The problem –
Search the material below for the word "защиты". Copy every line that has it.

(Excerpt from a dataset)
►

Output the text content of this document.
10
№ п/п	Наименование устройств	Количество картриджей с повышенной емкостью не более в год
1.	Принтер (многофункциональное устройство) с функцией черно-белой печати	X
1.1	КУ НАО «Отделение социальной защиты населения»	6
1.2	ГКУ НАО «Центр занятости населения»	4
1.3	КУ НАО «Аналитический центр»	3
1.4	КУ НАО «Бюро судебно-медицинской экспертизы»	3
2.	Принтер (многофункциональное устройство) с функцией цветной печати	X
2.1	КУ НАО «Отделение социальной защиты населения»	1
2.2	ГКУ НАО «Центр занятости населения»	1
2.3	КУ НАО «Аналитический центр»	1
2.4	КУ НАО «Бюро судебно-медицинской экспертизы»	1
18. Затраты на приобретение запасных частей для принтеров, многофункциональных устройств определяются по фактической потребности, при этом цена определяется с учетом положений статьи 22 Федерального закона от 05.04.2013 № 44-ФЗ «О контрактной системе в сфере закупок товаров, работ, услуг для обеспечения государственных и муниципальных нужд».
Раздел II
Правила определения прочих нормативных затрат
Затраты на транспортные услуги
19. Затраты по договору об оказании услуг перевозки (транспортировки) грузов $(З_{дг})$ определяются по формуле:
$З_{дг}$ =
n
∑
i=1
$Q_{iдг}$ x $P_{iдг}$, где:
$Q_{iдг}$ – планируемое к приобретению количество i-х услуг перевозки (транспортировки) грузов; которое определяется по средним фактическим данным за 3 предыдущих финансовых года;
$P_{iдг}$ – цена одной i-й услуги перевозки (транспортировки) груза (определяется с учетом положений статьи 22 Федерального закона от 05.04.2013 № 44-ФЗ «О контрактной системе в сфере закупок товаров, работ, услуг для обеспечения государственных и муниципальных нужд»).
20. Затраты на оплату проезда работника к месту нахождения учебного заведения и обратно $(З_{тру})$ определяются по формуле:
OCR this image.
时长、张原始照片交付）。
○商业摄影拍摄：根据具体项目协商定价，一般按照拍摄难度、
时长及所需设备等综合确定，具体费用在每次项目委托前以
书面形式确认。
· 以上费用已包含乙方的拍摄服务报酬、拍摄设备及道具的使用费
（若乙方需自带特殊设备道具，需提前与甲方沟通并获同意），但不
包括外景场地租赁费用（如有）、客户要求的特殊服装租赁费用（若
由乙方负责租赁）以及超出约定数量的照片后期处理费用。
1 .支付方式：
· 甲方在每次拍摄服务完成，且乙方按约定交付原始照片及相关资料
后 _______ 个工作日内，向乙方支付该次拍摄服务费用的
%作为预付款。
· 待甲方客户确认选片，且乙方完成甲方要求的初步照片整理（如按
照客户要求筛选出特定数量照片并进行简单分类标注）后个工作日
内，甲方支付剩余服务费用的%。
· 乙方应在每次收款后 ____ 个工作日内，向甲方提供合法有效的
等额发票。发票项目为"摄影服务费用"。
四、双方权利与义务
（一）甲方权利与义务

◄

Output –
1.1	КУ НАО «Отделение социальной защиты населения»	6
2.1	КУ НАО «Отделение социальной защиты населения»	1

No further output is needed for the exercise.